* Aim *
Gather up every line from the entries below that uses the word "JSON".
* Begin *
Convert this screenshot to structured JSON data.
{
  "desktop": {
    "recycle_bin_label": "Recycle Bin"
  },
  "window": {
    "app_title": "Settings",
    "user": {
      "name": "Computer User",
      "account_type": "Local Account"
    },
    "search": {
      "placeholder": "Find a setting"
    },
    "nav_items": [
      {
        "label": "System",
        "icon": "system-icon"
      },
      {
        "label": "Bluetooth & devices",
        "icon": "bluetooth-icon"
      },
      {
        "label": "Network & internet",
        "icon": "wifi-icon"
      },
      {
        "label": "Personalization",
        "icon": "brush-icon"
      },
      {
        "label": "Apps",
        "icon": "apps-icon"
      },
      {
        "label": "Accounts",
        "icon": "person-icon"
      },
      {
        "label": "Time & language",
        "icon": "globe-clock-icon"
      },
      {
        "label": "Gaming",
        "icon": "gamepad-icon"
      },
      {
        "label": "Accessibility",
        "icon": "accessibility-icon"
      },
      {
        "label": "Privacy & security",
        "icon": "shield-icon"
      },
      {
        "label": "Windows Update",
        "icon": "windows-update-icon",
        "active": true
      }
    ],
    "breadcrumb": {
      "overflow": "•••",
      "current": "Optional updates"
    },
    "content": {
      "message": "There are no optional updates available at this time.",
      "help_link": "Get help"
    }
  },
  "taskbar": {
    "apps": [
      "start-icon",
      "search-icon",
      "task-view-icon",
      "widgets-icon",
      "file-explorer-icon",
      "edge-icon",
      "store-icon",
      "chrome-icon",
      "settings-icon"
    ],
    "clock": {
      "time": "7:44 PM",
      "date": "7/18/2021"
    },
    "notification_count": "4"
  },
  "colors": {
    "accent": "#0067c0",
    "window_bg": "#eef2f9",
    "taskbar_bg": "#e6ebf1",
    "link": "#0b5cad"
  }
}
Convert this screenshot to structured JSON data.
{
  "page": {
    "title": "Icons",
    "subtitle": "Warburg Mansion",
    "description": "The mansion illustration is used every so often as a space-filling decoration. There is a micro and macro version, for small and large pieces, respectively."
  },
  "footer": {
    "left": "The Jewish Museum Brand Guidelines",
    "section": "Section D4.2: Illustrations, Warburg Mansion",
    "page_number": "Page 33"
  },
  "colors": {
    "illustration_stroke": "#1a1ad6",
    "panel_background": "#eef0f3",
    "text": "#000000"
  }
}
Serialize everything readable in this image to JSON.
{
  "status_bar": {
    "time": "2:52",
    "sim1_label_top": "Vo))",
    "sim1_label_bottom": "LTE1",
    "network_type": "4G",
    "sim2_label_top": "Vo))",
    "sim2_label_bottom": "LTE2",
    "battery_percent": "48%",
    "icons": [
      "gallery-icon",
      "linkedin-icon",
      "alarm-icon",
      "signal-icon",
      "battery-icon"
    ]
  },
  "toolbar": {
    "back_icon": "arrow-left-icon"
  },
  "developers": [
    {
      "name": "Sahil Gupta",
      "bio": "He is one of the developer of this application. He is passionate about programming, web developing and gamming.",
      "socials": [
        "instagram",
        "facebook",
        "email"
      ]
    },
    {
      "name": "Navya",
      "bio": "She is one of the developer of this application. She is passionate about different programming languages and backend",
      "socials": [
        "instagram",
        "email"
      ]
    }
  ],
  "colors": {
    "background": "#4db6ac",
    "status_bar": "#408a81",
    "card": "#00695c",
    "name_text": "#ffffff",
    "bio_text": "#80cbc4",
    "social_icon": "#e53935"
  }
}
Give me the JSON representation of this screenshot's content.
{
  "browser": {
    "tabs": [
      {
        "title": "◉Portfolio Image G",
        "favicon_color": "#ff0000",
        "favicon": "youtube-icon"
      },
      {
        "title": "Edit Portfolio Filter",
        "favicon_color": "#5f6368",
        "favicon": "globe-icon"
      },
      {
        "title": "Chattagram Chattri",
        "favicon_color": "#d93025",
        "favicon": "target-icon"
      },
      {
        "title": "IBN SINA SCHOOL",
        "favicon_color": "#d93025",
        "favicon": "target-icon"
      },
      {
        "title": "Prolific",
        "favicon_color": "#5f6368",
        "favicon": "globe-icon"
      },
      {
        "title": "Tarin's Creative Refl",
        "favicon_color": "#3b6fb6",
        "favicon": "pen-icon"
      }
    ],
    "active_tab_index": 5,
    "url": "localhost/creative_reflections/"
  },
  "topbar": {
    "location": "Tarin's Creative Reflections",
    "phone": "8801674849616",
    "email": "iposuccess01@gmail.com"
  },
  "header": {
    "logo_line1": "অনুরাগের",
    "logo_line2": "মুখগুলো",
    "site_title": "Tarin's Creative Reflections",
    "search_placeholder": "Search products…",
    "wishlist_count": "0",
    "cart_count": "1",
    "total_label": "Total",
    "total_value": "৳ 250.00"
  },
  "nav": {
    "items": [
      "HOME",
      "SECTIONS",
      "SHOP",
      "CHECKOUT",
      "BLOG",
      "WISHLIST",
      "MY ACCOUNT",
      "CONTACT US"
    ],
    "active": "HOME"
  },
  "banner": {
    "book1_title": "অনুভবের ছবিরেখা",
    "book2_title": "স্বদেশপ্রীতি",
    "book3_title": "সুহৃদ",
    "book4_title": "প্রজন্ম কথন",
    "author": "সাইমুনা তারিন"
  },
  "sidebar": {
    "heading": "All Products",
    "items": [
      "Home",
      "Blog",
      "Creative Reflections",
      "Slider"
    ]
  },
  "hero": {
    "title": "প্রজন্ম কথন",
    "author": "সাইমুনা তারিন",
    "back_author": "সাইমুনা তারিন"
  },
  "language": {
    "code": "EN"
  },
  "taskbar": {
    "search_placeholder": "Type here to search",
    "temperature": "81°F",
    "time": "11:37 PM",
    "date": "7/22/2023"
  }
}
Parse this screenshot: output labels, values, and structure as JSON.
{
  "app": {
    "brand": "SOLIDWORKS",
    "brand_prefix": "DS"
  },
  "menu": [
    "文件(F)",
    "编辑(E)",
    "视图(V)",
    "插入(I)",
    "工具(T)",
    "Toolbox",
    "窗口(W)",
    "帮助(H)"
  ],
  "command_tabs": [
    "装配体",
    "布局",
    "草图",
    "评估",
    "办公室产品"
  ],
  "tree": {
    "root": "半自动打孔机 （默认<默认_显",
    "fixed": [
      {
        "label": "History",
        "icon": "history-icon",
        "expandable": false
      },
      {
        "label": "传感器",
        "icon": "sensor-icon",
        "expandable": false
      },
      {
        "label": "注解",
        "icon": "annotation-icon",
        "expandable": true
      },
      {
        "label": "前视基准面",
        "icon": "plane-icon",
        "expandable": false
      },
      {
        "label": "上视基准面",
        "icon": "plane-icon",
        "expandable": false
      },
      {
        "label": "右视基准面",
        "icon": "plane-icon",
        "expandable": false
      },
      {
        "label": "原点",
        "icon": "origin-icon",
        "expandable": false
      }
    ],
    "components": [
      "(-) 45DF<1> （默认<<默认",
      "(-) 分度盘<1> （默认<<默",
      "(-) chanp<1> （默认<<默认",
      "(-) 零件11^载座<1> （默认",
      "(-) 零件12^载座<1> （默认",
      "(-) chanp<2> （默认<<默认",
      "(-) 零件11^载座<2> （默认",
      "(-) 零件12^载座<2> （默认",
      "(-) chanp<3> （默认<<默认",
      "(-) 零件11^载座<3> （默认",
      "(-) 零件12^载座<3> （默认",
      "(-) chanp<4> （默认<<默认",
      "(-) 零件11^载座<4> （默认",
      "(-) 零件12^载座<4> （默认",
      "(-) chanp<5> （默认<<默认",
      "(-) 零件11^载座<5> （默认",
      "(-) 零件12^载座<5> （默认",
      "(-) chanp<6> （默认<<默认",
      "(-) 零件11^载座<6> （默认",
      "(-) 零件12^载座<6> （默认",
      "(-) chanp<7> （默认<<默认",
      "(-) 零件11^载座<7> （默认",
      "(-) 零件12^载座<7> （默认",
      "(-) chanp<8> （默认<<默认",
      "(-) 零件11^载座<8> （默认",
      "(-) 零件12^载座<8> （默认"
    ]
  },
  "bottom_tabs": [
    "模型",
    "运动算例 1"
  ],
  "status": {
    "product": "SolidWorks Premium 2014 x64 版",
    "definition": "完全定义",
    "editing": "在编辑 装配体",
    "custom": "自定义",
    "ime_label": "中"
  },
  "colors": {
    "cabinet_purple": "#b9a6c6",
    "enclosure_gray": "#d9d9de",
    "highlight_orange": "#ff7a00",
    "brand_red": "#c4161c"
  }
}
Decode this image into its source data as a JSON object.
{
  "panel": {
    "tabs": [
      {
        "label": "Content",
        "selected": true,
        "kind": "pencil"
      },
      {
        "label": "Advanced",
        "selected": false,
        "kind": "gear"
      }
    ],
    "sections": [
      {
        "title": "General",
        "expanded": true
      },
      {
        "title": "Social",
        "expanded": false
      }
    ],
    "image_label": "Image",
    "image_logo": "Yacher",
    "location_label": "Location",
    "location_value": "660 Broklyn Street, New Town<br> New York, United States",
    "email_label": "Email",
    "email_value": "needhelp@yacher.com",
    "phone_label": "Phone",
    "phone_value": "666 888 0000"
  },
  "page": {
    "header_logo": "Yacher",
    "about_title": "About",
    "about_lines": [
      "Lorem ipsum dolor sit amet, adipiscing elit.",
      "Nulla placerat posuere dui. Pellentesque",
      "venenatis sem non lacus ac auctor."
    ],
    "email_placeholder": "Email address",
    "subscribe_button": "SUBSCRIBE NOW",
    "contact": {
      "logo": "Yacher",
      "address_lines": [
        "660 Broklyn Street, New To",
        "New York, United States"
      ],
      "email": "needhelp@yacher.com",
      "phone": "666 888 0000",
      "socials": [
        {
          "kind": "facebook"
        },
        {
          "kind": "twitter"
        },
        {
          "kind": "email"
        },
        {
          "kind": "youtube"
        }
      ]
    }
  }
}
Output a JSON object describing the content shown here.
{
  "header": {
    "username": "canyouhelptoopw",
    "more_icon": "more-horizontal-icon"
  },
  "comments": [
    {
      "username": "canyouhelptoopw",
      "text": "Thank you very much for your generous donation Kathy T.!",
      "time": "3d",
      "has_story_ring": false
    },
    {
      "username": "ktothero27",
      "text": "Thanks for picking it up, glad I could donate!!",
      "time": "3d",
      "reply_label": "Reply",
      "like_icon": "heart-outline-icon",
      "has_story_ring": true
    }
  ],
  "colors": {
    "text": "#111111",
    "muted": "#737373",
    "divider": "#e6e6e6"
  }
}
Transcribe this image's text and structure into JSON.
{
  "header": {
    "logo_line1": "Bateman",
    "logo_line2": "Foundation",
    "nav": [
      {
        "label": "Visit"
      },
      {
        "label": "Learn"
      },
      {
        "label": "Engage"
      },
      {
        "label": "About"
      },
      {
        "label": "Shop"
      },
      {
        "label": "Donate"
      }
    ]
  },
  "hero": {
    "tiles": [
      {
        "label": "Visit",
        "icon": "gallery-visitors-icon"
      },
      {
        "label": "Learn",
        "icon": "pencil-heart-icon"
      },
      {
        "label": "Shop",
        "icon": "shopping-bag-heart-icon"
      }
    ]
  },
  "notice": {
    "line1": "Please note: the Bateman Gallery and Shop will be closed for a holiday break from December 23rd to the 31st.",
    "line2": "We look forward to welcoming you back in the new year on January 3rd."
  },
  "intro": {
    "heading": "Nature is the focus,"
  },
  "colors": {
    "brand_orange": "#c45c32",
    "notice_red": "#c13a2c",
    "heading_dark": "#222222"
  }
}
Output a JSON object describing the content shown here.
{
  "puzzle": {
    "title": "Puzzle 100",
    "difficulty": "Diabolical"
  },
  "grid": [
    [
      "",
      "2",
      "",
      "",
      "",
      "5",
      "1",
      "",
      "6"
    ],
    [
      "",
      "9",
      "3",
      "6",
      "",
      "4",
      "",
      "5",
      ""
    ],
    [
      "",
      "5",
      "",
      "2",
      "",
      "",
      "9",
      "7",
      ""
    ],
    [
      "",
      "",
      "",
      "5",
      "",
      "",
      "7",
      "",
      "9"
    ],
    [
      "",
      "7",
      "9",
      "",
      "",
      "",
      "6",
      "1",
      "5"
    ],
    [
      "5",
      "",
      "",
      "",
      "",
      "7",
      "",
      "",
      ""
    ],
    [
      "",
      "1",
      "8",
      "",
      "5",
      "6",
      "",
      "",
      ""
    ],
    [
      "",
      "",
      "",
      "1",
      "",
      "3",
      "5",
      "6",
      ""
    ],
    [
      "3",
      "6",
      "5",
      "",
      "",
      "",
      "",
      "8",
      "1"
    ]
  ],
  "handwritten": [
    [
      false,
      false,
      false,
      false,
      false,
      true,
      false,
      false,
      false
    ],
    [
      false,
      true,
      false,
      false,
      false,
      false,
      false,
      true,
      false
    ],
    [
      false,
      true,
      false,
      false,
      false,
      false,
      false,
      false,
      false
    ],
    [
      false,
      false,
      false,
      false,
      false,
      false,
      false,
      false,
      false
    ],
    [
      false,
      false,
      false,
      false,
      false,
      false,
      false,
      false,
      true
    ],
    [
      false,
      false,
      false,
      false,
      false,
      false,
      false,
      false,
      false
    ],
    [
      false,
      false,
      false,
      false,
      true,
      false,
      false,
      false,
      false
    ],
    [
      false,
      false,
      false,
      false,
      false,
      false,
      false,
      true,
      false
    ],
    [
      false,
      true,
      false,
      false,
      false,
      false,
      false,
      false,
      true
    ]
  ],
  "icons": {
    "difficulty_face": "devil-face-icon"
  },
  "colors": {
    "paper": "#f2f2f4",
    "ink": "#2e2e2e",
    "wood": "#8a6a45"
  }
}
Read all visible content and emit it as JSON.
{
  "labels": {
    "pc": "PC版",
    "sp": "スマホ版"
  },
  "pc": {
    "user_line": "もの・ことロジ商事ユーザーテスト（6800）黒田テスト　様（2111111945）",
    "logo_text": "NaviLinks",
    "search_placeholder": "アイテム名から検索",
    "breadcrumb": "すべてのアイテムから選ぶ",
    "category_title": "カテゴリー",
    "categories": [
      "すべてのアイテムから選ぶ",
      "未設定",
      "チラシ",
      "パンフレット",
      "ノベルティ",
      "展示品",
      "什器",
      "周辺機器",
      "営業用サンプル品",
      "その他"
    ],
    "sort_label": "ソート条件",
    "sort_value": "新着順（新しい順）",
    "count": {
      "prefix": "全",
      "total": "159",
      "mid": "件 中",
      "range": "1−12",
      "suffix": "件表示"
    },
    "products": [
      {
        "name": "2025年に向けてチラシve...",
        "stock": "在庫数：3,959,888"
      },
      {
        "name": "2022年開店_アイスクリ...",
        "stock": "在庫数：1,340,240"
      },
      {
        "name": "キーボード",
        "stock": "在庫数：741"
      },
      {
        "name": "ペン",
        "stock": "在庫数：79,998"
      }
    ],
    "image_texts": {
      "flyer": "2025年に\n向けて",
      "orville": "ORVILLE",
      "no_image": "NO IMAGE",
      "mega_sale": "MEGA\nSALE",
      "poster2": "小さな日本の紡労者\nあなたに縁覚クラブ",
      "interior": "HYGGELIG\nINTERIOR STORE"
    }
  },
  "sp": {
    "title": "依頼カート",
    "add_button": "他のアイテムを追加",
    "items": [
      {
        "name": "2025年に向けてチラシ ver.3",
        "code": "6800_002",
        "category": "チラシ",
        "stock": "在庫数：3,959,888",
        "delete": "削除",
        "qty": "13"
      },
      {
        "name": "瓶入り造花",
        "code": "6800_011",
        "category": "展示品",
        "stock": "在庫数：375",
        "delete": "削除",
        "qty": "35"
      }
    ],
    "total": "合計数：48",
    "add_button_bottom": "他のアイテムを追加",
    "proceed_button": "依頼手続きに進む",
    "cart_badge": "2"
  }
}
* End *
* Completed task *
Convert this screenshot to structured JSON data.
Convert this screenshot to structured JSON data.
Serialize everything readable in this image to JSON.
Give me the JSON representation of this screenshot's content.
Parse this screenshot: output labels, values, and structure as JSON.
Decode this image into its source data as a JSON object.
Output a JSON object describing the content shown here.
Transcribe this image's text and structure into JSON.
Output a JSON object describing the content shown here.
Read all visible content and emit it as JSON.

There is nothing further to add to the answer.